▶ **Problem to work on**
Print the entries that appear below, exactly as written and without their pictures.

[Stored entries]
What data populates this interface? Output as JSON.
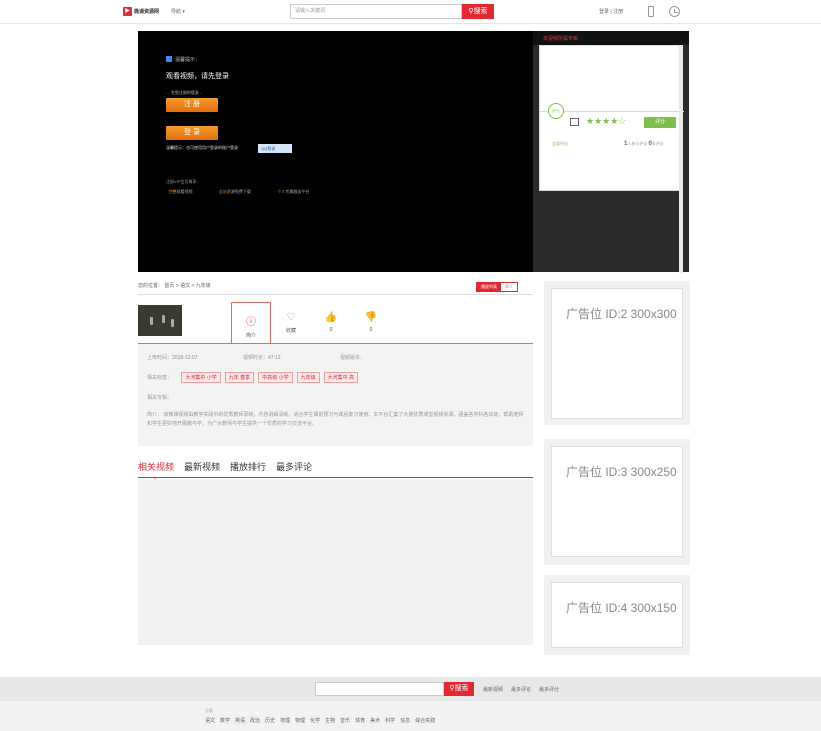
{
  "header": {
    "logo_text": "微课资源网",
    "category_label": "导航 ▾",
    "search_placeholder": "请输入关键词",
    "search_button": "搜索",
    "login": "登录",
    "register": "注册"
  },
  "player": {
    "notice": "温馨提示：",
    "title": "观看视频，请先登录",
    "sub": "- - 先免注册的登录 -",
    "register_button": "注 册",
    "login_button": "登 录",
    "tip": "温馨提示：也可使用用户登录的账户登录",
    "qq_button": "QQ登录",
    "benefit_title": "注册VIP会员尊享：",
    "benefits": [
      {
        "hl": "· 完整",
        "rest": "观看视频"
      },
      {
        "hl": "· 全站",
        "rest": "资源免费下载"
      },
      {
        "hl": "· 个人",
        "rest": "专属服务平台"
      }
    ]
  },
  "playlist": {
    "header": "本视频所属专辑",
    "rate_label": "评分",
    "stars": "★★★★☆",
    "rate_button": "评分",
    "stat_left": "全部评论",
    "stat_right_count": "1",
    "stat_right_label": "人参与评论",
    "stat_right_count2": "0",
    "stat_right_label2": "条评论"
  },
  "breadcrumb": "您的位置：  首页  >  语文  >  九年级",
  "view_switch": {
    "on": "播放列表",
    "off": "简介"
  },
  "actions": [
    {
      "icon": "ⓘ",
      "label": "简介"
    },
    {
      "icon": "♡",
      "label": "收藏"
    },
    {
      "icon": "👍",
      "label": "0"
    },
    {
      "icon": "👎",
      "label": "0"
    }
  ],
  "meta": {
    "upload_label": "上传时间：",
    "upload_value": "2018-12-07",
    "duration_label": "视频时长：",
    "duration_value": "47:12",
    "version_label": "视频版本：",
    "version_value": "",
    "tags_label": "相关标签：",
    "tags": [
      "大河集中 小学",
      "九年 春季",
      "中高级 小学",
      "九年级",
      "大河集中 高"
    ],
    "topic_label": "相关专辑：",
    "intro": "简介：  该微课视频由教学实践中的优秀教师录制，内容讲解清晰，适合学生课前预习与课后复习使用。本平台汇集了大量优质课堂视频资源，涵盖各学科各年级，帮助老师和学生更好地开展教与学，为广大教师与学生提供一个优质的学习交流平台。"
  },
  "tabs": [
    "相关视频",
    "最新视频",
    "播放排行",
    "最多评论"
  ],
  "ads": [
    {
      "label": "广告位 ID:2 300x300"
    },
    {
      "label": "广告位 ID:3 300x250"
    },
    {
      "label": "广告位 ID:4 300x150"
    }
  ],
  "footer": {
    "search_button": "搜索",
    "links": [
      "最新视频",
      "最多评论",
      "最多评分"
    ],
    "cat_title": "分类",
    "cats": [
      "语文",
      "数学",
      "英语",
      "政治",
      "历史",
      "地理",
      "物理",
      "化学",
      "生物",
      "音乐",
      "体育",
      "美术",
      "科学",
      "信息",
      "综合实践"
    ]
  }
}
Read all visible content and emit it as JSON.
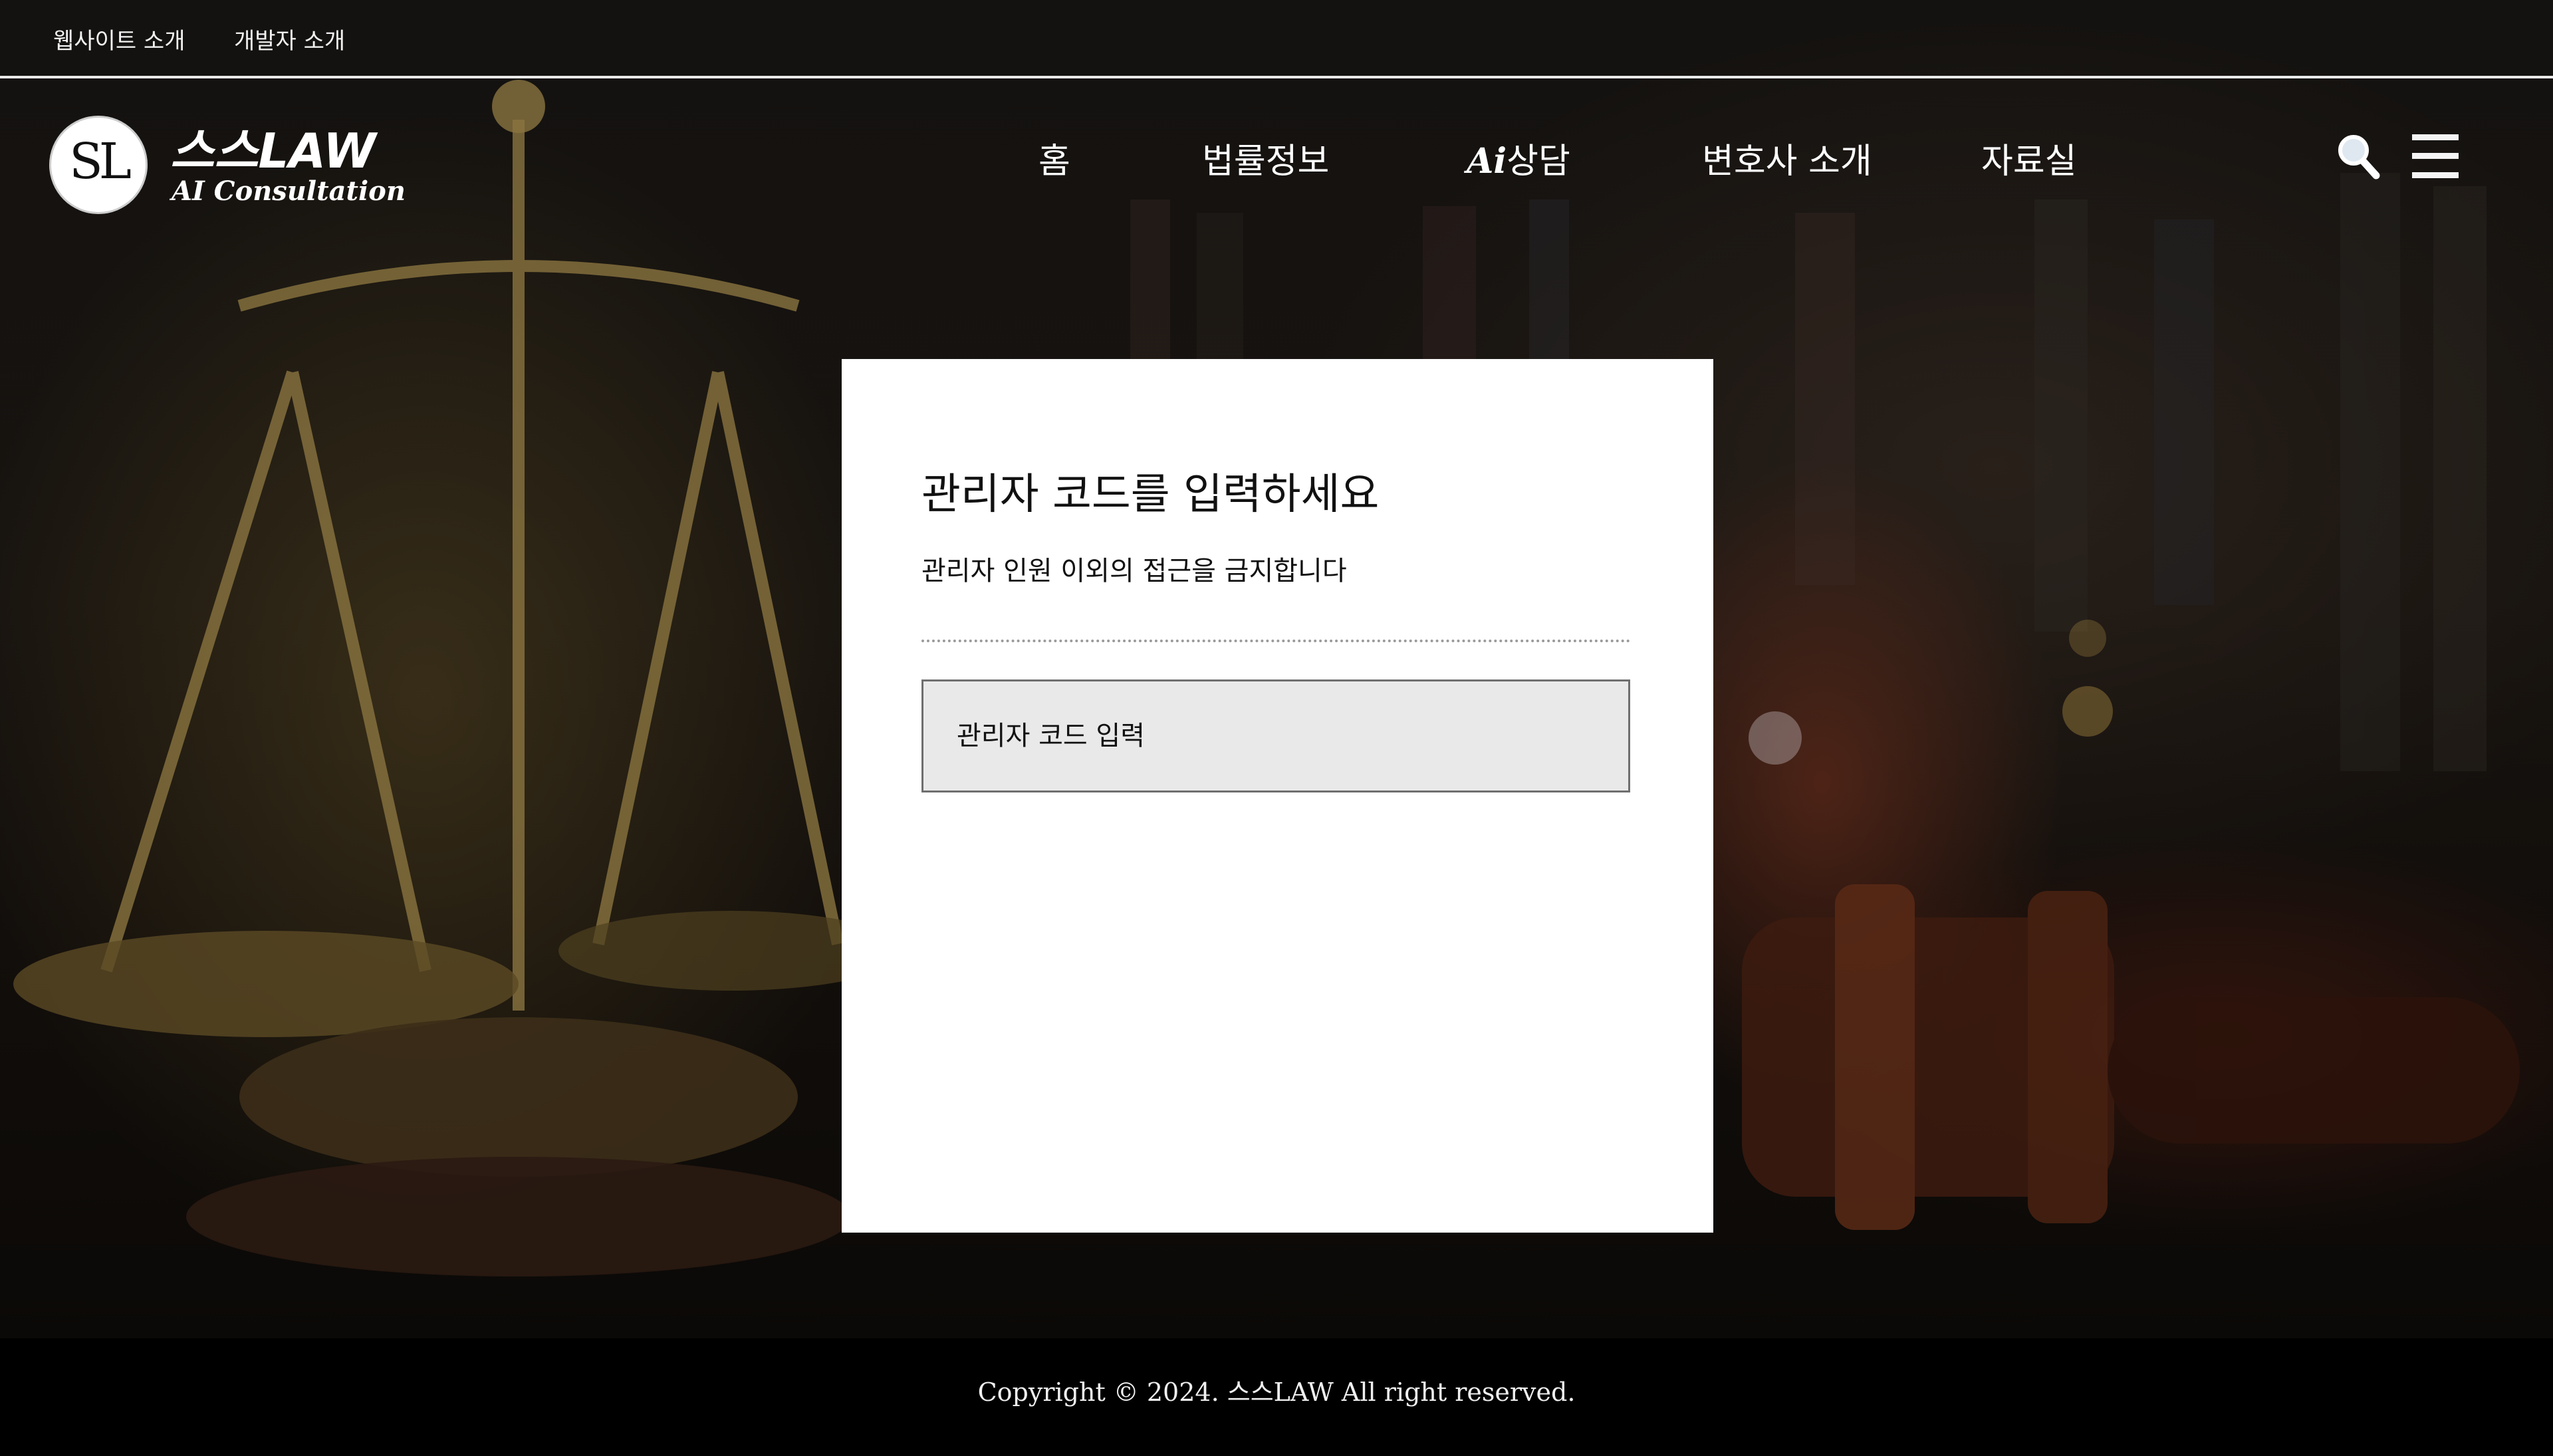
{
  "topbar": {
    "links": [
      "웹사이트 소개",
      "개발자 소개"
    ]
  },
  "logo": {
    "monogram": "SL",
    "title": "스스LAW",
    "subtitle": "AI Consultation"
  },
  "nav": {
    "items": [
      {
        "label": "홈"
      },
      {
        "label": "법률정보"
      },
      {
        "mark": "Ai",
        "label": "상담"
      },
      {
        "label": "변호사 소개"
      },
      {
        "label": "자료실"
      }
    ],
    "icons": [
      "search-icon",
      "menu-icon"
    ]
  },
  "admin": {
    "title": "관리자 코드를 입력하세요",
    "description": "관리자 인원 이외의 접근을 금지합니다",
    "input_placeholder": "관리자 코드 입력",
    "input_value": ""
  },
  "footer": {
    "text": "Copyright © 2024. 스스LAW All right reserved."
  },
  "colors": {
    "panel_bg": "#ffffff",
    "input_bg": "#e9e9e9",
    "footer_bg": "#000000",
    "text_light": "#ffffff"
  }
}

▶ **Task answer**
What data populates this interface? Output as JSON.
{
  "header": {
    "logo_text": "微课资源网",
    "category_label": "导航 ▾",
    "search_placeholder": "请输入关键词",
    "search_button": "搜索",
    "login": "登录",
    "register": "注册"
  },
  "player": {
    "notice": "温馨提示：",
    "title": "观看视频，请先登录",
    "sub": "- - 先免注册的登录 -",
    "register_button": "注 册",
    "login_button": "登 录",
    "tip": "温馨提示：也可使用用户登录的账户登录",
    "qq_button": "QQ登录",
    "benefit_title": "注册VIP会员尊享：",
    "benefits": [
      {
        "hl": "· 完整",
        "rest": "观看视频"
      },
      {
        "hl": "· 全站",
        "rest": "资源免费下载"
      },
      {
        "hl": "· 个人",
        "rest": "专属服务平台"
      }
    ]
  },
  "playlist": {
    "header": "本视频所属专辑",
    "rate_label": "评分",
    "stars": "★★★★☆",
    "rate_button": "评分",
    "stat_left": "全部评论",
    "stat_right_count": "1",
    "stat_right_label": "人参与评论",
    "stat_right_count2": "0",
    "stat_right_label2": "条评论"
  },
  "breadcrumb": "您的位置：  首页  >  语文  >  九年级",
  "view_switch": {
    "on": "播放列表",
    "off": "简介"
  },
  "actions": [
    {
      "icon": "ⓘ",
      "label": "简介"
    },
    {
      "icon": "♡",
      "label": "收藏"
    },
    {
      "icon": "👍",
      "label": "0"
    },
    {
      "icon": "👎",
      "label": "0"
    }
  ],
  "meta": {
    "upload_label": "上传时间：",
    "upload_value": "2018-12-07",
    "duration_label": "视频时长：",
    "duration_value": "47:12",
    "version_label": "视频版本：",
    "version_value": "",
    "tags_label": "相关标签：",
    "tags": [
      "大河集中 小学",
      "九年 春季",
      "中高级 小学",
      "九年级",
      "大河集中 高"
    ],
    "topic_label": "相关专辑：",
    "intro": "简介：  该微课视频由教学实践中的优秀教师录制，内容讲解清晰，适合学生课前预习与课后复习使用。本平台汇集了大量优质课堂视频资源，涵盖各学科各年级，帮助老师和学生更好地开展教与学，为广大教师与学生提供一个优质的学习交流平台。"
  },
  "tabs": [
    "相关视频",
    "最新视频",
    "播放排行",
    "最多评论"
  ],
  "ads": [
    {
      "label": "广告位 ID:2 300x300"
    },
    {
      "label": "广告位 ID:3 300x250"
    },
    {
      "label": "广告位 ID:4 300x150"
    }
  ],
  "footer": {
    "search_button": "搜索",
    "links": [
      "最新视频",
      "最多评论",
      "最多评分"
    ],
    "cat_title": "分类",
    "cats": [
      "语文",
      "数学",
      "英语",
      "政治",
      "历史",
      "地理",
      "物理",
      "化学",
      "生物",
      "音乐",
      "体育",
      "美术",
      "科学",
      "信息",
      "综合实践"
    ]
  }
}
Read all visible content and emit it as JSON.
{
  "topbar": {
    "links": [
      "웹사이트 소개",
      "개발자 소개"
    ]
  },
  "logo": {
    "monogram": "SL",
    "title": "스스LAW",
    "subtitle": "AI Consultation"
  },
  "nav": {
    "items": [
      {
        "label": "홈"
      },
      {
        "label": "법률정보"
      },
      {
        "mark": "Ai",
        "label": "상담"
      },
      {
        "label": "변호사 소개"
      },
      {
        "label": "자료실"
      }
    ],
    "icons": [
      "search-icon",
      "menu-icon"
    ]
  },
  "admin": {
    "title": "관리자 코드를 입력하세요",
    "description": "관리자 인원 이외의 접근을 금지합니다",
    "input_placeholder": "관리자 코드 입력",
    "input_value": ""
  },
  "footer": {
    "text": "Copyright © 2024. 스스LAW All right reserved."
  },
  "colors": {
    "panel_bg": "#ffffff",
    "input_bg": "#e9e9e9",
    "footer_bg": "#000000",
    "text_light": "#ffffff"
  }
}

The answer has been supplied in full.